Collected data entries
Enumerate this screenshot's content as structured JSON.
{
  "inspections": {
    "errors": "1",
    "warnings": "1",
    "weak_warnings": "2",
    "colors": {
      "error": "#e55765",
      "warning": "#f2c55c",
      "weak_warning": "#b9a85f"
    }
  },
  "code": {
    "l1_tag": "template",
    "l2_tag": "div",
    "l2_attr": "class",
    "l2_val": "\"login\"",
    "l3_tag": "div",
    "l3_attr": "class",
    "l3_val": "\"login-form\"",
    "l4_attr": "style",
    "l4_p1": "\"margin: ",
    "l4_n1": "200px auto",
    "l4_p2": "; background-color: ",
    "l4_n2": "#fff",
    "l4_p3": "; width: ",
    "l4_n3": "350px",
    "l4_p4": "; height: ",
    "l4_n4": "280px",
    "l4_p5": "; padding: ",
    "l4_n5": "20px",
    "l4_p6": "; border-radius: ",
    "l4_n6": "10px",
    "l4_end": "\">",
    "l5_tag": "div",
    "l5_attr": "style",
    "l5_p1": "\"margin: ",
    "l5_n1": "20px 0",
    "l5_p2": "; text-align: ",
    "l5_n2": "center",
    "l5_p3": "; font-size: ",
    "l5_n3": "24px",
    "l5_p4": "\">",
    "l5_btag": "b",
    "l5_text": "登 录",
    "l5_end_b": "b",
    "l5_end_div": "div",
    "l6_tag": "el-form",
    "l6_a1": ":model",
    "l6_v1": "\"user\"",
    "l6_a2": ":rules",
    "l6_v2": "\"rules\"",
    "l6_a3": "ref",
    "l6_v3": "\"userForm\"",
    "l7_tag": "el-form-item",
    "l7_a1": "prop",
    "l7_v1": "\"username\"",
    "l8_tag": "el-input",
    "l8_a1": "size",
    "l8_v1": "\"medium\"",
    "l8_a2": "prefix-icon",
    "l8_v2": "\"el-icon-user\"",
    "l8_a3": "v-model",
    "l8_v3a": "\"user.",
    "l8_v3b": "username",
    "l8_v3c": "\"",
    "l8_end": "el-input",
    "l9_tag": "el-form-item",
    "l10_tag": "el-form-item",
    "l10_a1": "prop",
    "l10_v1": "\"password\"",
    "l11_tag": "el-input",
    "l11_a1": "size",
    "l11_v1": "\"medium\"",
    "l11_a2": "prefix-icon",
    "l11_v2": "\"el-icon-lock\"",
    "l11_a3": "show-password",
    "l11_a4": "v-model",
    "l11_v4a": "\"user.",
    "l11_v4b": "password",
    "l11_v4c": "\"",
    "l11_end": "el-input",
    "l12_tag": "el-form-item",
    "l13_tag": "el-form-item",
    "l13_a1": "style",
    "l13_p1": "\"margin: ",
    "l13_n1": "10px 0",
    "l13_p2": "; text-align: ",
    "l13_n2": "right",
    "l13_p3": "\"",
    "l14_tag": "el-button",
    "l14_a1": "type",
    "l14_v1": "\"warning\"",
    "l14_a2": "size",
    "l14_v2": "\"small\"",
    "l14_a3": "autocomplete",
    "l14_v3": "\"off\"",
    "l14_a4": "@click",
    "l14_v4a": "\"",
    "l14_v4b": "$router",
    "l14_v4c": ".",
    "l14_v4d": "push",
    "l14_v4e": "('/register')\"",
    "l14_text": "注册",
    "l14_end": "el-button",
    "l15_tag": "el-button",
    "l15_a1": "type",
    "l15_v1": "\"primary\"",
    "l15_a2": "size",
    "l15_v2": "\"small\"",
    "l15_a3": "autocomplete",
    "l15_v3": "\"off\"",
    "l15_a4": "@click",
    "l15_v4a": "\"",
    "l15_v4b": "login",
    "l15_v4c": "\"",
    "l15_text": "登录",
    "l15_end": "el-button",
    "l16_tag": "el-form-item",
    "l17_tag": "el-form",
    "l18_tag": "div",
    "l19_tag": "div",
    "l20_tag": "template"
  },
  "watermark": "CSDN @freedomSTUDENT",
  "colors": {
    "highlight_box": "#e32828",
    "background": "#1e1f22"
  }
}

...

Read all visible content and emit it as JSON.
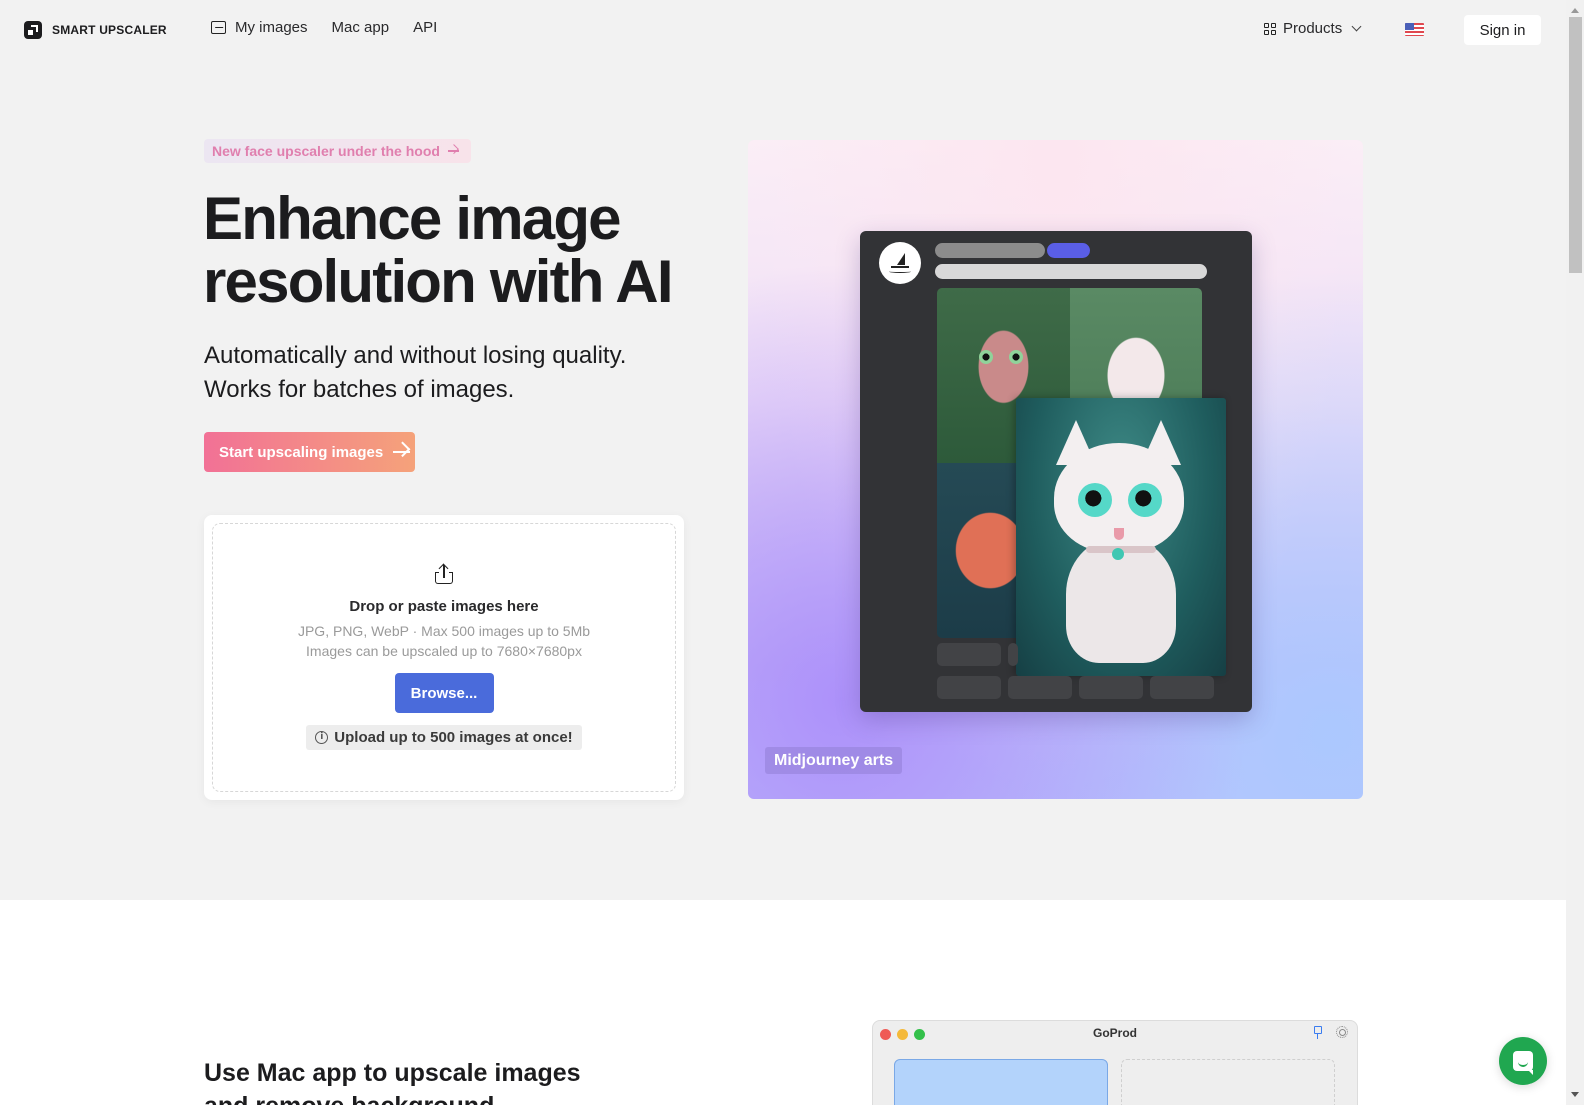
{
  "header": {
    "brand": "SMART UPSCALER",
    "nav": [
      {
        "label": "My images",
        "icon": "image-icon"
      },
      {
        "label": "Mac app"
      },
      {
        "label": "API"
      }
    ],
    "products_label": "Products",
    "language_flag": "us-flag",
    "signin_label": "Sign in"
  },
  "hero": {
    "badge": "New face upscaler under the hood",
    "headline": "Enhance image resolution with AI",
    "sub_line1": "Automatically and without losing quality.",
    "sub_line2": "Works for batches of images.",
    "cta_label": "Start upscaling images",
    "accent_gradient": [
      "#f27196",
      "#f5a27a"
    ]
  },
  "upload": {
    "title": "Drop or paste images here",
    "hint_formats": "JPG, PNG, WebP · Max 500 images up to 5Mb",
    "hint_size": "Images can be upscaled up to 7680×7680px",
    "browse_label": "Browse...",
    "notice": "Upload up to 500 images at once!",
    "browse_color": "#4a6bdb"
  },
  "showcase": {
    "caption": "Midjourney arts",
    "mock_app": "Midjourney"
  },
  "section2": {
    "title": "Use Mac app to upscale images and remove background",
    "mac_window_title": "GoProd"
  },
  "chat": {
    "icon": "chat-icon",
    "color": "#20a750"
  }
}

▸ Do this
Count up the lines in the listing that hold the word "password", and give that number only.

▸ Result for this exercise
3